▸ **Written request**
Restate the whole of the material. Keep every word, and drop the pictures.

▸ **Stored records**
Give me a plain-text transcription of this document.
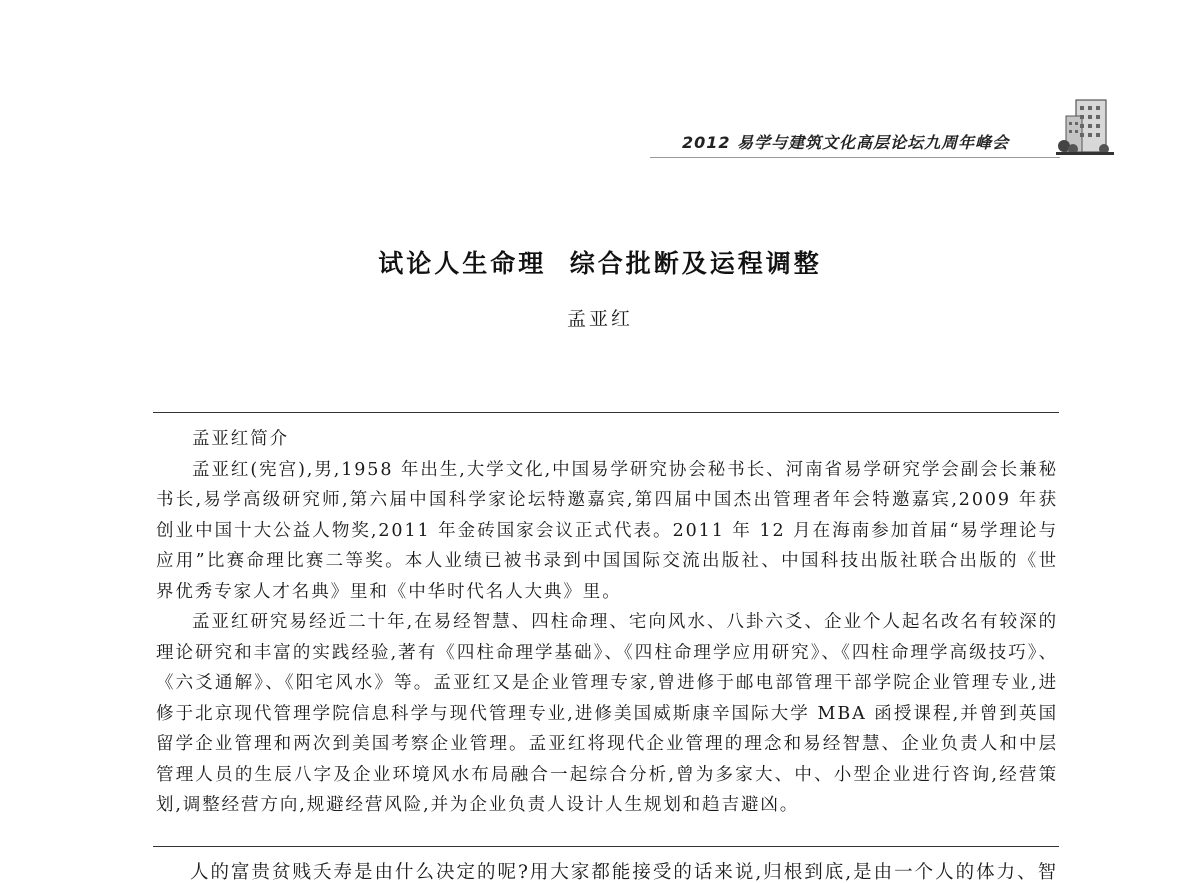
2012 易学与建筑文化高层论坛九周年峰会
试论人生命理  综合批断及运程调整
孟亚红
孟亚红简介

孟亚红(宪宫),男,1958 年出生,大学文化,中国易学研究协会秘书长、河南省易学研究学会副会长兼秘书长,易学高级研究师,第六届中国科学家论坛特邀嘉宾,第四届中国杰出管理者年会特邀嘉宾,2009 年获创业中国十大公益人物奖,2011 年金砖国家会议正式代表。2011 年 12 月在海南参加首届“易学理论与应用”比赛命理比赛二等奖。本人业绩已被书录到中国国际交流出版社、中国科技出版社联合出版的《世界优秀专家人才名典》里和《中华时代名人大典》里。

孟亚红研究易经近二十年,在易经智慧、四柱命理、宅向风水、八卦六爻、企业个人起名改名有较深的理论研究和丰富的实践经验,著有《四柱命理学基础》、《四柱命理学应用研究》、《四柱命理学高级技巧》、《六爻通解》、《阳宅风水》等。孟亚红又是企业管理专家,曾进修于邮电部管理干部学院企业管理专业,进修于北京现代管理学院信息科学与现代管理专业,进修美国威斯康辛国际大学 MBA 函授课程,并曾到英国留学企业管理和两次到美国考察企业管理。孟亚红将现代企业管理的理念和易经智慧、企业负责人和中层管理人员的生辰八字及企业环境风水布局融合一起综合分析,曾为多家大、中、小型企业进行咨询,经营策划,调整经营方向,规避经营风险,并为企业负责人设计人生规划和趋吉避凶。

人的富贵贫贱夭寿是由什么决定的呢?用大家都能接受的话来说,归根到底,是由一个人的体力、智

▸ **Exercise output**
Give me a plain-text transcription of this document.
2012 易学与建筑文化高层论坛九周年峰会
试论人生命理  综合批断及运程调整
孟亚红
孟亚红简介

孟亚红(宪宫),男,1958 年出生,大学文化,中国易学研究协会秘书长、河南省易学研究学会副会长兼秘书长,易学高级研究师,第六届中国科学家论坛特邀嘉宾,第四届中国杰出管理者年会特邀嘉宾,2009 年获创业中国十大公益人物奖,2011 年金砖国家会议正式代表。2011 年 12 月在海南参加首届“易学理论与应用”比赛命理比赛二等奖。本人业绩已被书录到中国国际交流出版社、中国科技出版社联合出版的《世界优秀专家人才名典》里和《中华时代名人大典》里。

孟亚红研究易经近二十年,在易经智慧、四柱命理、宅向风水、八卦六爻、企业个人起名改名有较深的理论研究和丰富的实践经验,著有《四柱命理学基础》、《四柱命理学应用研究》、《四柱命理学高级技巧》、《六爻通解》、《阳宅风水》等。孟亚红又是企业管理专家,曾进修于邮电部管理干部学院企业管理专业,进修于北京现代管理学院信息科学与现代管理专业,进修美国威斯康辛国际大学 MBA 函授课程,并曾到英国留学企业管理和两次到美国考察企业管理。孟亚红将现代企业管理的理念和易经智慧、企业负责人和中层管理人员的生辰八字及企业环境风水布局融合一起综合分析,曾为多家大、中、小型企业进行咨询,经营策划,调整经营方向,规避经营风险,并为企业负责人设计人生规划和趋吉避凶。

人的富贵贫贱夭寿是由什么决定的呢?用大家都能接受的话来说,归根到底,是由一个人的体力、智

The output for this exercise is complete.